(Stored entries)
[Start]

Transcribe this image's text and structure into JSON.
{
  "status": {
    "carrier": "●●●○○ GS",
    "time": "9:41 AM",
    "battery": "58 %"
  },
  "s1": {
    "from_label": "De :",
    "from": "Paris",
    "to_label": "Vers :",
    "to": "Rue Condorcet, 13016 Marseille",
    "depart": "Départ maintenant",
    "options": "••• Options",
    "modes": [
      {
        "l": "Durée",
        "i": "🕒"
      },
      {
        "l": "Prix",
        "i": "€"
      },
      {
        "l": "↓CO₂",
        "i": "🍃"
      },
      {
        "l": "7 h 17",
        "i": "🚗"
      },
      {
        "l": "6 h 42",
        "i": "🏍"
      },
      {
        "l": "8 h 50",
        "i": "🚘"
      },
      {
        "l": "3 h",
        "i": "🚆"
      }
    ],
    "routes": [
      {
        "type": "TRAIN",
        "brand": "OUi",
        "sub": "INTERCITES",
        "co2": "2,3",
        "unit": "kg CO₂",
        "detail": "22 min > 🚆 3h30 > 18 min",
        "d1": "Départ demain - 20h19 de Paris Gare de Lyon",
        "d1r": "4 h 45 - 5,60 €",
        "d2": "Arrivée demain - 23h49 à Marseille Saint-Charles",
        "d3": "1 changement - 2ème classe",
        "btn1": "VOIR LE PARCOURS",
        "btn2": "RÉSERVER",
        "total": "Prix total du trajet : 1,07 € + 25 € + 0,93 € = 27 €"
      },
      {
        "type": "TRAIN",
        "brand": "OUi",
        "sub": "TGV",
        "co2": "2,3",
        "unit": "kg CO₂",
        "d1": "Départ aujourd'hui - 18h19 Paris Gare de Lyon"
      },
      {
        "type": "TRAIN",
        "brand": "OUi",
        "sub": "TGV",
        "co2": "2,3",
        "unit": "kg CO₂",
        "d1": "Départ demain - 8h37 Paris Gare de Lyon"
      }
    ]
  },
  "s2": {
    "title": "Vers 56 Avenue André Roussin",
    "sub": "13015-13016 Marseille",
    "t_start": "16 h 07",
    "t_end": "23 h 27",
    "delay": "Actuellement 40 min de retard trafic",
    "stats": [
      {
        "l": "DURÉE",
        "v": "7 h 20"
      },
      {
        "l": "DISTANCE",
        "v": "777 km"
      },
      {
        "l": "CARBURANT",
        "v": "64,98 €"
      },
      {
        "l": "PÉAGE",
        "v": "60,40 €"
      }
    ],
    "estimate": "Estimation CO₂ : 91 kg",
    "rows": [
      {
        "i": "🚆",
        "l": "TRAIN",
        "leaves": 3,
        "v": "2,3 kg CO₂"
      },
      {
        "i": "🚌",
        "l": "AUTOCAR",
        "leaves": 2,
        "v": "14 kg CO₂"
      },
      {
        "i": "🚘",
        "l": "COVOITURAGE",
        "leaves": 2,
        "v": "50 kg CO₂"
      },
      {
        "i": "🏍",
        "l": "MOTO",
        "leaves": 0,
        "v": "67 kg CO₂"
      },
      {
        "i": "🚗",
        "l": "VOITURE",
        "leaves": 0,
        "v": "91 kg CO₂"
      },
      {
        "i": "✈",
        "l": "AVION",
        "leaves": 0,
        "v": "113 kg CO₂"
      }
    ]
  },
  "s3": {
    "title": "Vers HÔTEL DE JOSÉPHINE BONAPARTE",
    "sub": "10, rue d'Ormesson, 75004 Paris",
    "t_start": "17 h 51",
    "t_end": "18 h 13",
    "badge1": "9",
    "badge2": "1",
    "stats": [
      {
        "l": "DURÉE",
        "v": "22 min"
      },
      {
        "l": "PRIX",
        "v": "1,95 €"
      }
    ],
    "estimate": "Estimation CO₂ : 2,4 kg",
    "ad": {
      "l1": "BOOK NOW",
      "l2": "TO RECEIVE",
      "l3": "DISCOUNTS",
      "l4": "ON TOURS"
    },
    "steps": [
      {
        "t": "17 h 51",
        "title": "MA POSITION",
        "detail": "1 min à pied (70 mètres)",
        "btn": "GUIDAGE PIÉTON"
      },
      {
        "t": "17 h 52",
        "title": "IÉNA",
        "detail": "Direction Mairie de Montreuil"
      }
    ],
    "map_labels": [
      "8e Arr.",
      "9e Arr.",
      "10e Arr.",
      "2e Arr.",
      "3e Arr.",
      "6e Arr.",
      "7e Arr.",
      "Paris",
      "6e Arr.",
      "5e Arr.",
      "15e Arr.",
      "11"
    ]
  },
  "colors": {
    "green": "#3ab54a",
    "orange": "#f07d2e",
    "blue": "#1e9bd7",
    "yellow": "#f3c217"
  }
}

[End]

__WHAT IS REQUIRED__
Reproduce every line of the data verbatim.

__TASK OUTPUT__
Transcribe this image's text and structure into JSON.
{
  "status": {
    "carrier": "●●●○○ GS",
    "time": "9:41 AM",
    "battery": "58 %"
  },
  "s1": {
    "from_label": "De :",
    "from": "Paris",
    "to_label": "Vers :",
    "to": "Rue Condorcet, 13016 Marseille",
    "depart": "Départ maintenant",
    "options": "••• Options",
    "modes": [
      {
        "l": "Durée",
        "i": "🕒"
      },
      {
        "l": "Prix",
        "i": "€"
      },
      {
        "l": "↓CO₂",
        "i": "🍃"
      },
      {
        "l": "7 h 17",
        "i": "🚗"
      },
      {
        "l": "6 h 42",
        "i": "🏍"
      },
      {
        "l": "8 h 50",
        "i": "🚘"
      },
      {
        "l": "3 h",
        "i": "🚆"
      }
    ],
    "routes": [
      {
        "type": "TRAIN",
        "brand": "OUi",
        "sub": "INTERCITES",
        "co2": "2,3",
        "unit": "kg CO₂",
        "detail": "22 min > 🚆 3h30 > 18 min",
        "d1": "Départ demain - 20h19 de Paris Gare de Lyon",
        "d1r": "4 h 45 - 5,60 €",
        "d2": "Arrivée demain - 23h49 à Marseille Saint-Charles",
        "d3": "1 changement - 2ème classe",
        "btn1": "VOIR LE PARCOURS",
        "btn2": "RÉSERVER",
        "total": "Prix total du trajet : 1,07 € + 25 € + 0,93 € = 27 €"
      },
      {
        "type": "TRAIN",
        "brand": "OUi",
        "sub": "TGV",
        "co2": "2,3",
        "unit": "kg CO₂",
        "d1": "Départ aujourd'hui - 18h19 Paris Gare de Lyon"
      },
      {
        "type": "TRAIN",
        "brand": "OUi",
        "sub": "TGV",
        "co2": "2,3",
        "unit": "kg CO₂",
        "d1": "Départ demain - 8h37 Paris Gare de Lyon"
      }
    ]
  },
  "s2": {
    "title": "Vers 56 Avenue André Roussin",
    "sub": "13015-13016 Marseille",
    "t_start": "16 h 07",
    "t_end": "23 h 27",
    "delay": "Actuellement 40 min de retard trafic",
    "stats": [
      {
        "l": "DURÉE",
        "v": "7 h 20"
      },
      {
        "l": "DISTANCE",
        "v": "777 km"
      },
      {
        "l": "CARBURANT",
        "v": "64,98 €"
      },
      {
        "l": "PÉAGE",
        "v": "60,40 €"
      }
    ],
    "estimate": "Estimation CO₂ : 91 kg",
    "rows": [
      {
        "i": "🚆",
        "l": "TRAIN",
        "leaves": 3,
        "v": "2,3 kg CO₂"
      },
      {
        "i": "🚌",
        "l": "AUTOCAR",
        "leaves": 2,
        "v": "14 kg CO₂"
      },
      {
        "i": "🚘",
        "l": "COVOITURAGE",
        "leaves": 2,
        "v": "50 kg CO₂"
      },
      {
        "i": "🏍",
        "l": "MOTO",
        "leaves": 0,
        "v": "67 kg CO₂"
      },
      {
        "i": "🚗",
        "l": "VOITURE",
        "leaves": 0,
        "v": "91 kg CO₂"
      },
      {
        "i": "✈",
        "l": "AVION",
        "leaves": 0,
        "v": "113 kg CO₂"
      }
    ]
  },
  "s3": {
    "title": "Vers HÔTEL DE JOSÉPHINE BONAPARTE",
    "sub": "10, rue d'Ormesson, 75004 Paris",
    "t_start": "17 h 51",
    "t_end": "18 h 13",
    "badge1": "9",
    "badge2": "1",
    "stats": [
      {
        "l": "DURÉE",
        "v": "22 min"
      },
      {
        "l": "PRIX",
        "v": "1,95 €"
      }
    ],
    "estimate": "Estimation CO₂ : 2,4 kg",
    "ad": {
      "l1": "BOOK NOW",
      "l2": "TO RECEIVE",
      "l3": "DISCOUNTS",
      "l4": "ON TOURS"
    },
    "steps": [
      {
        "t": "17 h 51",
        "title": "MA POSITION",
        "detail": "1 min à pied (70 mètres)",
        "btn": "GUIDAGE PIÉTON"
      },
      {
        "t": "17 h 52",
        "title": "IÉNA",
        "detail": "Direction Mairie de Montreuil"
      }
    ],
    "map_labels": [
      "8e Arr.",
      "9e Arr.",
      "10e Arr.",
      "2e Arr.",
      "3e Arr.",
      "6e Arr.",
      "7e Arr.",
      "Paris",
      "6e Arr.",
      "5e Arr.",
      "15e Arr.",
      "11"
    ]
  },
  "colors": {
    "green": "#3ab54a",
    "orange": "#f07d2e",
    "blue": "#1e9bd7",
    "yellow": "#f3c217"
  }
}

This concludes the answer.